[Items from a figure collection]
################

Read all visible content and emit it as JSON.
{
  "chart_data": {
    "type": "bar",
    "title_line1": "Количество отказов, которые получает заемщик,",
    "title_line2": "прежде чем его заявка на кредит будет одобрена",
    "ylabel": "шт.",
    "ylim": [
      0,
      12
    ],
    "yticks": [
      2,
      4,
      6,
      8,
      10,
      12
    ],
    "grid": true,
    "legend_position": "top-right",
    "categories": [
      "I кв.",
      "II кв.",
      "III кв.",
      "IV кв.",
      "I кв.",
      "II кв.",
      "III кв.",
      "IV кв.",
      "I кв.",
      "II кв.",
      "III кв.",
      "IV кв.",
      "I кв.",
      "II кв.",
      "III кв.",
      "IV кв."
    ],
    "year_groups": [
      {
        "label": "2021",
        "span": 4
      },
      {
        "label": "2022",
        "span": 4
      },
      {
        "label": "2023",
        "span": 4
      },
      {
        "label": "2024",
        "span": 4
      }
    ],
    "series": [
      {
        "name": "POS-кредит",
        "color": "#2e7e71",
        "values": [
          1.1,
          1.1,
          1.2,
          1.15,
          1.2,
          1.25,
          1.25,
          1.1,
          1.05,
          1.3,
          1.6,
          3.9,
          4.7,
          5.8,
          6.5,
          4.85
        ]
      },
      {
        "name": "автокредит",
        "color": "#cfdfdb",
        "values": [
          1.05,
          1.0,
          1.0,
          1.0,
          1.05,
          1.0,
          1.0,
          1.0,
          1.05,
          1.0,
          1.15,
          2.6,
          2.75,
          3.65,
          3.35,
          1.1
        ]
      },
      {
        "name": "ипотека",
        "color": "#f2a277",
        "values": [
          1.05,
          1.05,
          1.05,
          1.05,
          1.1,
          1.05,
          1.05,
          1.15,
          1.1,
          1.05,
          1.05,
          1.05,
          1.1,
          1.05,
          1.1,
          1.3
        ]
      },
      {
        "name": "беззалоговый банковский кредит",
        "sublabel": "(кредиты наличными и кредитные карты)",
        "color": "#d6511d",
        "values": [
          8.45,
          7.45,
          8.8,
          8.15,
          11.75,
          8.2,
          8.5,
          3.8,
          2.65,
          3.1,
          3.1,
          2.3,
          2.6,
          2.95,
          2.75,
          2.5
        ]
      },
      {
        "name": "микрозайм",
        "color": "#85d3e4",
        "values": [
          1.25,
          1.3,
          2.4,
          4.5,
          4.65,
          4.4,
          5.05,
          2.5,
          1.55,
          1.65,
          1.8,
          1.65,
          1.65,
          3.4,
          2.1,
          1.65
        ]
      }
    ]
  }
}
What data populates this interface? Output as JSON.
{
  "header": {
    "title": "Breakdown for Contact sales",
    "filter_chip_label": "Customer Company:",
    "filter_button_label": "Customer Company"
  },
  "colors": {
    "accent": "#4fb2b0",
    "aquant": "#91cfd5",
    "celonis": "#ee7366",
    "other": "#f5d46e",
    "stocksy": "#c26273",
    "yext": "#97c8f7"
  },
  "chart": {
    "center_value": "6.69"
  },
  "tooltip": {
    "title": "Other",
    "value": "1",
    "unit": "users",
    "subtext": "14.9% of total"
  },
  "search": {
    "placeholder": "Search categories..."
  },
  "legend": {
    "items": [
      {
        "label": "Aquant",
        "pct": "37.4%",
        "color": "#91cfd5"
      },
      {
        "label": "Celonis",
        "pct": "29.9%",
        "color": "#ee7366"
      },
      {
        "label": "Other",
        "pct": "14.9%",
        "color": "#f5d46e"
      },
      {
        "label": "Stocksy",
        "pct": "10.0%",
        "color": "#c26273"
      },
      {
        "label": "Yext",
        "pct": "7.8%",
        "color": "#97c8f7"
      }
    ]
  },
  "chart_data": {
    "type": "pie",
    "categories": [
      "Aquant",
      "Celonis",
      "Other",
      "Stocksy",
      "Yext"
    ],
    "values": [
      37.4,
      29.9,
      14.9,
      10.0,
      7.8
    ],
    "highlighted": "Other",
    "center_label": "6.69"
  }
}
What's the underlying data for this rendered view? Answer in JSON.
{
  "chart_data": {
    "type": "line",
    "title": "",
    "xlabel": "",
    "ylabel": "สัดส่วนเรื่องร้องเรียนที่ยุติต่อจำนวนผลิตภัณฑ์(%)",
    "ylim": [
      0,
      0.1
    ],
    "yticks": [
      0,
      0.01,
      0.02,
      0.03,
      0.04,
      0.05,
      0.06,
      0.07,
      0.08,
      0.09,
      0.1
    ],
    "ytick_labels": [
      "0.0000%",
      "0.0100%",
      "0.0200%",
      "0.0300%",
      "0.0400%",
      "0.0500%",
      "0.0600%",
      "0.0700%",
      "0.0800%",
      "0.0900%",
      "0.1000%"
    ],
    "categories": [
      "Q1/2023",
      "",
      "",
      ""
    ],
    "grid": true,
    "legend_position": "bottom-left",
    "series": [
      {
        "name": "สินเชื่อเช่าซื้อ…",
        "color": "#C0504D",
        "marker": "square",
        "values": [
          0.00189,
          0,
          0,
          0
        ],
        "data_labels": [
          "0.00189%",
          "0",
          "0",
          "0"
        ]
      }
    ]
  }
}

################

● **Objective**: Output the lines above verbatim and in full.

● **Problem solution**:
Read all visible content and emit it as JSON.
{
  "chart_data": {
    "type": "bar",
    "title_line1": "Количество отказов, которые получает заемщик,",
    "title_line2": "прежде чем его заявка на кредит будет одобрена",
    "ylabel": "шт.",
    "ylim": [
      0,
      12
    ],
    "yticks": [
      2,
      4,
      6,
      8,
      10,
      12
    ],
    "grid": true,
    "legend_position": "top-right",
    "categories": [
      "I кв.",
      "II кв.",
      "III кв.",
      "IV кв.",
      "I кв.",
      "II кв.",
      "III кв.",
      "IV кв.",
      "I кв.",
      "II кв.",
      "III кв.",
      "IV кв.",
      "I кв.",
      "II кв.",
      "III кв.",
      "IV кв."
    ],
    "year_groups": [
      {
        "label": "2021",
        "span": 4
      },
      {
        "label": "2022",
        "span": 4
      },
      {
        "label": "2023",
        "span": 4
      },
      {
        "label": "2024",
        "span": 4
      }
    ],
    "series": [
      {
        "name": "POS-кредит",
        "color": "#2e7e71",
        "values": [
          1.1,
          1.1,
          1.2,
          1.15,
          1.2,
          1.25,
          1.25,
          1.1,
          1.05,
          1.3,
          1.6,
          3.9,
          4.7,
          5.8,
          6.5,
          4.85
        ]
      },
      {
        "name": "автокредит",
        "color": "#cfdfdb",
        "values": [
          1.05,
          1.0,
          1.0,
          1.0,
          1.05,
          1.0,
          1.0,
          1.0,
          1.05,
          1.0,
          1.15,
          2.6,
          2.75,
          3.65,
          3.35,
          1.1
        ]
      },
      {
        "name": "ипотека",
        "color": "#f2a277",
        "values": [
          1.05,
          1.05,
          1.05,
          1.05,
          1.1,
          1.05,
          1.05,
          1.15,
          1.1,
          1.05,
          1.05,
          1.05,
          1.1,
          1.05,
          1.1,
          1.3
        ]
      },
      {
        "name": "беззалоговый банковский кредит",
        "sublabel": "(кредиты наличными и кредитные карты)",
        "color": "#d6511d",
        "values": [
          8.45,
          7.45,
          8.8,
          8.15,
          11.75,
          8.2,
          8.5,
          3.8,
          2.65,
          3.1,
          3.1,
          2.3,
          2.6,
          2.95,
          2.75,
          2.5
        ]
      },
      {
        "name": "микрозайм",
        "color": "#85d3e4",
        "values": [
          1.25,
          1.3,
          2.4,
          4.5,
          4.65,
          4.4,
          5.05,
          2.5,
          1.55,
          1.65,
          1.8,
          1.65,
          1.65,
          3.4,
          2.1,
          1.65
        ]
      }
    ]
  }
}
What data populates this interface? Output as JSON.
{
  "header": {
    "title": "Breakdown for Contact sales",
    "filter_chip_label": "Customer Company:",
    "filter_button_label": "Customer Company"
  },
  "colors": {
    "accent": "#4fb2b0",
    "aquant": "#91cfd5",
    "celonis": "#ee7366",
    "other": "#f5d46e",
    "stocksy": "#c26273",
    "yext": "#97c8f7"
  },
  "chart": {
    "center_value": "6.69"
  },
  "tooltip": {
    "title": "Other",
    "value": "1",
    "unit": "users",
    "subtext": "14.9% of total"
  },
  "search": {
    "placeholder": "Search categories..."
  },
  "legend": {
    "items": [
      {
        "label": "Aquant",
        "pct": "37.4%",
        "color": "#91cfd5"
      },
      {
        "label": "Celonis",
        "pct": "29.9%",
        "color": "#ee7366"
      },
      {
        "label": "Other",
        "pct": "14.9%",
        "color": "#f5d46e"
      },
      {
        "label": "Stocksy",
        "pct": "10.0%",
        "color": "#c26273"
      },
      {
        "label": "Yext",
        "pct": "7.8%",
        "color": "#97c8f7"
      }
    ]
  },
  "chart_data": {
    "type": "pie",
    "categories": [
      "Aquant",
      "Celonis",
      "Other",
      "Stocksy",
      "Yext"
    ],
    "values": [
      37.4,
      29.9,
      14.9,
      10.0,
      7.8
    ],
    "highlighted": "Other",
    "center_label": "6.69"
  }
}
What's the underlying data for this rendered view? Answer in JSON.
{
  "chart_data": {
    "type": "line",
    "title": "",
    "xlabel": "",
    "ylabel": "สัดส่วนเรื่องร้องเรียนที่ยุติต่อจำนวนผลิตภัณฑ์(%)",
    "ylim": [
      0,
      0.1
    ],
    "yticks": [
      0,
      0.01,
      0.02,
      0.03,
      0.04,
      0.05,
      0.06,
      0.07,
      0.08,
      0.09,
      0.1
    ],
    "ytick_labels": [
      "0.0000%",
      "0.0100%",
      "0.0200%",
      "0.0300%",
      "0.0400%",
      "0.0500%",
      "0.0600%",
      "0.0700%",
      "0.0800%",
      "0.0900%",
      "0.1000%"
    ],
    "categories": [
      "Q1/2023",
      "",
      "",
      ""
    ],
    "grid": true,
    "legend_position": "bottom-left",
    "series": [
      {
        "name": "สินเชื่อเช่าซื้อ…",
        "color": "#C0504D",
        "marker": "square",
        "values": [
          0.00189,
          0,
          0,
          0
        ],
        "data_labels": [
          "0.00189%",
          "0",
          "0",
          "0"
        ]
      }
    ]
  }
}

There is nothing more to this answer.